— begin Data provided —

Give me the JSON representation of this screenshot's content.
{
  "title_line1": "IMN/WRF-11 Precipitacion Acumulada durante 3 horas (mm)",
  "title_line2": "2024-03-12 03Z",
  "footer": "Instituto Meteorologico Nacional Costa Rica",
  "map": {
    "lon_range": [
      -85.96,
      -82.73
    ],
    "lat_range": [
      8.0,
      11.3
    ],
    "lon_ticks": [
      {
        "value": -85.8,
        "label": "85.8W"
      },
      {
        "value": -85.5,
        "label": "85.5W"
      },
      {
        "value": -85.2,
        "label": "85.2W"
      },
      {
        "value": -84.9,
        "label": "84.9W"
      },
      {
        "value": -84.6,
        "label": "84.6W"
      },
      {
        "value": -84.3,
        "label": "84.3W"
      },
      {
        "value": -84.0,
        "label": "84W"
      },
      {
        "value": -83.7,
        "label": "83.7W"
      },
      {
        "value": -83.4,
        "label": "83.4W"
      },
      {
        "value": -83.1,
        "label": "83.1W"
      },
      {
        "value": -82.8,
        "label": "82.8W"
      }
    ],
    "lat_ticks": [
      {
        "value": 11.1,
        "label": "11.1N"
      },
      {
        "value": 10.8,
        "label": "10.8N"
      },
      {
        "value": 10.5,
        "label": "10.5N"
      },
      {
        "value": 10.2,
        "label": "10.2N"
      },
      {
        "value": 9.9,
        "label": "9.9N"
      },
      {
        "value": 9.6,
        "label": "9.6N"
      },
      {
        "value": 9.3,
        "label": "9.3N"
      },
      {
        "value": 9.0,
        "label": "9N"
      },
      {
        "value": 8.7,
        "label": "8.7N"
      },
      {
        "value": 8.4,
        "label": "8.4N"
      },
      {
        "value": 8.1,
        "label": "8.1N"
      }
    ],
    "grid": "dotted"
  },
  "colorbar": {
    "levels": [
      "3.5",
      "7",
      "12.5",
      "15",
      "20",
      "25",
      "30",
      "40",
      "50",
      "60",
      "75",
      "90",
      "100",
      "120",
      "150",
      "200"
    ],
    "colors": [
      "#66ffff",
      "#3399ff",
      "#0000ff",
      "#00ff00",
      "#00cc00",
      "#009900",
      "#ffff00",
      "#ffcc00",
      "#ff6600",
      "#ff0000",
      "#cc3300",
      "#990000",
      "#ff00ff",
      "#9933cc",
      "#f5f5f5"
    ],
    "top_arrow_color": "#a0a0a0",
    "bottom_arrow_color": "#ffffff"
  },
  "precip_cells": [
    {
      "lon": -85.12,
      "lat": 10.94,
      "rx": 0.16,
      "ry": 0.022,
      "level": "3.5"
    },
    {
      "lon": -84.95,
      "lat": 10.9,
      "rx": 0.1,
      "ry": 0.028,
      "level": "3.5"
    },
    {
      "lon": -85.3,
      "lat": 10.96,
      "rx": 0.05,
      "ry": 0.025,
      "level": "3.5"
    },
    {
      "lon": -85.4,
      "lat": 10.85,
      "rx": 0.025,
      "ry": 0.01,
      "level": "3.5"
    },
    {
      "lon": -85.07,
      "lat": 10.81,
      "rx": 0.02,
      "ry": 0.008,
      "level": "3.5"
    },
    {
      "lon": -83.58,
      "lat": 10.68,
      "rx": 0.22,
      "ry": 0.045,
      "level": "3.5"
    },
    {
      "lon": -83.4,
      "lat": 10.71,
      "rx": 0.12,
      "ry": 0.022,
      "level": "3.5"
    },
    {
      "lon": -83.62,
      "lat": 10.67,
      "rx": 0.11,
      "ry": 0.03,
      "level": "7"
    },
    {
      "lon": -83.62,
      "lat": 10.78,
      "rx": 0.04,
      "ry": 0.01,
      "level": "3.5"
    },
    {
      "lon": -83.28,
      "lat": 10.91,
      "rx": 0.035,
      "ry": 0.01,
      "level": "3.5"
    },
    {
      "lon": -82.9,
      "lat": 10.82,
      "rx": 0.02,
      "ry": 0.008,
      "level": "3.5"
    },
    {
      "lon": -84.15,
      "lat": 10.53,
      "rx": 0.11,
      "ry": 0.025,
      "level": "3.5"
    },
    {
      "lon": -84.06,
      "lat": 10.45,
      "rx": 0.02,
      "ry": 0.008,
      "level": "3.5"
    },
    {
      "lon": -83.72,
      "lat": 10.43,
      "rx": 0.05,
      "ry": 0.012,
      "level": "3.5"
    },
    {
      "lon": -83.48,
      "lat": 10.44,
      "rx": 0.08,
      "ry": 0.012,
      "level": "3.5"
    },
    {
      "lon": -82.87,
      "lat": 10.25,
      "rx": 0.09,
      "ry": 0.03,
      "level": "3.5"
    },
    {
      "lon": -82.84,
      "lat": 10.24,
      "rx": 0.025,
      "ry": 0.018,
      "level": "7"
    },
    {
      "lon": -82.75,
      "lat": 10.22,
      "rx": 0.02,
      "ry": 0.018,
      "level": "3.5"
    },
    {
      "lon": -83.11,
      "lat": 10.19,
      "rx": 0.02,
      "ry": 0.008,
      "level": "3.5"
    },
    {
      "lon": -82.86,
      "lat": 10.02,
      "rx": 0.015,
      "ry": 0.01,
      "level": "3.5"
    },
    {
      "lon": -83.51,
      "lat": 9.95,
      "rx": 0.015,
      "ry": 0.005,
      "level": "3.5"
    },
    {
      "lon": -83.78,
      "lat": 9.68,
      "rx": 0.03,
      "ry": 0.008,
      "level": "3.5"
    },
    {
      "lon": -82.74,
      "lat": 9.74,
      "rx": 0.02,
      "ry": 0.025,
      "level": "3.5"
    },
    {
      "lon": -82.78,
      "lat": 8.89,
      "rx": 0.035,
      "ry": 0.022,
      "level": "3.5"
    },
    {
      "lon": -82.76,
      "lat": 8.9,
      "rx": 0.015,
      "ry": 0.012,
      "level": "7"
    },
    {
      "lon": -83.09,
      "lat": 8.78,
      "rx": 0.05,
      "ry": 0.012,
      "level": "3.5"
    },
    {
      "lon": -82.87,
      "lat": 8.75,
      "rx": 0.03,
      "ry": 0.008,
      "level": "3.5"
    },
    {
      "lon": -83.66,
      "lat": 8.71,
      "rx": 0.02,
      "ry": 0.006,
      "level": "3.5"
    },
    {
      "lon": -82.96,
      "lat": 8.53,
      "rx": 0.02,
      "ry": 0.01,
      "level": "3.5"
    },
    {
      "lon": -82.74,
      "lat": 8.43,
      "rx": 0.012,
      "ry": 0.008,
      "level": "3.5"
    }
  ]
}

— end Data provided —

## Aim
Type out the material again exactly as presented.

## Task solution
Give me the JSON representation of this screenshot's content.
{
  "title_line1": "IMN/WRF-11 Precipitacion Acumulada durante 3 horas (mm)",
  "title_line2": "2024-03-12 03Z",
  "footer": "Instituto Meteorologico Nacional Costa Rica",
  "map": {
    "lon_range": [
      -85.96,
      -82.73
    ],
    "lat_range": [
      8.0,
      11.3
    ],
    "lon_ticks": [
      {
        "value": -85.8,
        "label": "85.8W"
      },
      {
        "value": -85.5,
        "label": "85.5W"
      },
      {
        "value": -85.2,
        "label": "85.2W"
      },
      {
        "value": -84.9,
        "label": "84.9W"
      },
      {
        "value": -84.6,
        "label": "84.6W"
      },
      {
        "value": -84.3,
        "label": "84.3W"
      },
      {
        "value": -84.0,
        "label": "84W"
      },
      {
        "value": -83.7,
        "label": "83.7W"
      },
      {
        "value": -83.4,
        "label": "83.4W"
      },
      {
        "value": -83.1,
        "label": "83.1W"
      },
      {
        "value": -82.8,
        "label": "82.8W"
      }
    ],
    "lat_ticks": [
      {
        "value": 11.1,
        "label": "11.1N"
      },
      {
        "value": 10.8,
        "label": "10.8N"
      },
      {
        "value": 10.5,
        "label": "10.5N"
      },
      {
        "value": 10.2,
        "label": "10.2N"
      },
      {
        "value": 9.9,
        "label": "9.9N"
      },
      {
        "value": 9.6,
        "label": "9.6N"
      },
      {
        "value": 9.3,
        "label": "9.3N"
      },
      {
        "value": 9.0,
        "label": "9N"
      },
      {
        "value": 8.7,
        "label": "8.7N"
      },
      {
        "value": 8.4,
        "label": "8.4N"
      },
      {
        "value": 8.1,
        "label": "8.1N"
      }
    ],
    "grid": "dotted"
  },
  "colorbar": {
    "levels": [
      "3.5",
      "7",
      "12.5",
      "15",
      "20",
      "25",
      "30",
      "40",
      "50",
      "60",
      "75",
      "90",
      "100",
      "120",
      "150",
      "200"
    ],
    "colors": [
      "#66ffff",
      "#3399ff",
      "#0000ff",
      "#00ff00",
      "#00cc00",
      "#009900",
      "#ffff00",
      "#ffcc00",
      "#ff6600",
      "#ff0000",
      "#cc3300",
      "#990000",
      "#ff00ff",
      "#9933cc",
      "#f5f5f5"
    ],
    "top_arrow_color": "#a0a0a0",
    "bottom_arrow_color": "#ffffff"
  },
  "precip_cells": [
    {
      "lon": -85.12,
      "lat": 10.94,
      "rx": 0.16,
      "ry": 0.022,
      "level": "3.5"
    },
    {
      "lon": -84.95,
      "lat": 10.9,
      "rx": 0.1,
      "ry": 0.028,
      "level": "3.5"
    },
    {
      "lon": -85.3,
      "lat": 10.96,
      "rx": 0.05,
      "ry": 0.025,
      "level": "3.5"
    },
    {
      "lon": -85.4,
      "lat": 10.85,
      "rx": 0.025,
      "ry": 0.01,
      "level": "3.5"
    },
    {
      "lon": -85.07,
      "lat": 10.81,
      "rx": 0.02,
      "ry": 0.008,
      "level": "3.5"
    },
    {
      "lon": -83.58,
      "lat": 10.68,
      "rx": 0.22,
      "ry": 0.045,
      "level": "3.5"
    },
    {
      "lon": -83.4,
      "lat": 10.71,
      "rx": 0.12,
      "ry": 0.022,
      "level": "3.5"
    },
    {
      "lon": -83.62,
      "lat": 10.67,
      "rx": 0.11,
      "ry": 0.03,
      "level": "7"
    },
    {
      "lon": -83.62,
      "lat": 10.78,
      "rx": 0.04,
      "ry": 0.01,
      "level": "3.5"
    },
    {
      "lon": -83.28,
      "lat": 10.91,
      "rx": 0.035,
      "ry": 0.01,
      "level": "3.5"
    },
    {
      "lon": -82.9,
      "lat": 10.82,
      "rx": 0.02,
      "ry": 0.008,
      "level": "3.5"
    },
    {
      "lon": -84.15,
      "lat": 10.53,
      "rx": 0.11,
      "ry": 0.025,
      "level": "3.5"
    },
    {
      "lon": -84.06,
      "lat": 10.45,
      "rx": 0.02,
      "ry": 0.008,
      "level": "3.5"
    },
    {
      "lon": -83.72,
      "lat": 10.43,
      "rx": 0.05,
      "ry": 0.012,
      "level": "3.5"
    },
    {
      "lon": -83.48,
      "lat": 10.44,
      "rx": 0.08,
      "ry": 0.012,
      "level": "3.5"
    },
    {
      "lon": -82.87,
      "lat": 10.25,
      "rx": 0.09,
      "ry": 0.03,
      "level": "3.5"
    },
    {
      "lon": -82.84,
      "lat": 10.24,
      "rx": 0.025,
      "ry": 0.018,
      "level": "7"
    },
    {
      "lon": -82.75,
      "lat": 10.22,
      "rx": 0.02,
      "ry": 0.018,
      "level": "3.5"
    },
    {
      "lon": -83.11,
      "lat": 10.19,
      "rx": 0.02,
      "ry": 0.008,
      "level": "3.5"
    },
    {
      "lon": -82.86,
      "lat": 10.02,
      "rx": 0.015,
      "ry": 0.01,
      "level": "3.5"
    },
    {
      "lon": -83.51,
      "lat": 9.95,
      "rx": 0.015,
      "ry": 0.005,
      "level": "3.5"
    },
    {
      "lon": -83.78,
      "lat": 9.68,
      "rx": 0.03,
      "ry": 0.008,
      "level": "3.5"
    },
    {
      "lon": -82.74,
      "lat": 9.74,
      "rx": 0.02,
      "ry": 0.025,
      "level": "3.5"
    },
    {
      "lon": -82.78,
      "lat": 8.89,
      "rx": 0.035,
      "ry": 0.022,
      "level": "3.5"
    },
    {
      "lon": -82.76,
      "lat": 8.9,
      "rx": 0.015,
      "ry": 0.012,
      "level": "7"
    },
    {
      "lon": -83.09,
      "lat": 8.78,
      "rx": 0.05,
      "ry": 0.012,
      "level": "3.5"
    },
    {
      "lon": -82.87,
      "lat": 8.75,
      "rx": 0.03,
      "ry": 0.008,
      "level": "3.5"
    },
    {
      "lon": -83.66,
      "lat": 8.71,
      "rx": 0.02,
      "ry": 0.006,
      "level": "3.5"
    },
    {
      "lon": -82.96,
      "lat": 8.53,
      "rx": 0.02,
      "ry": 0.01,
      "level": "3.5"
    },
    {
      "lon": -82.74,
      "lat": 8.43,
      "rx": 0.012,
      "ry": 0.008,
      "level": "3.5"
    }
  ]
}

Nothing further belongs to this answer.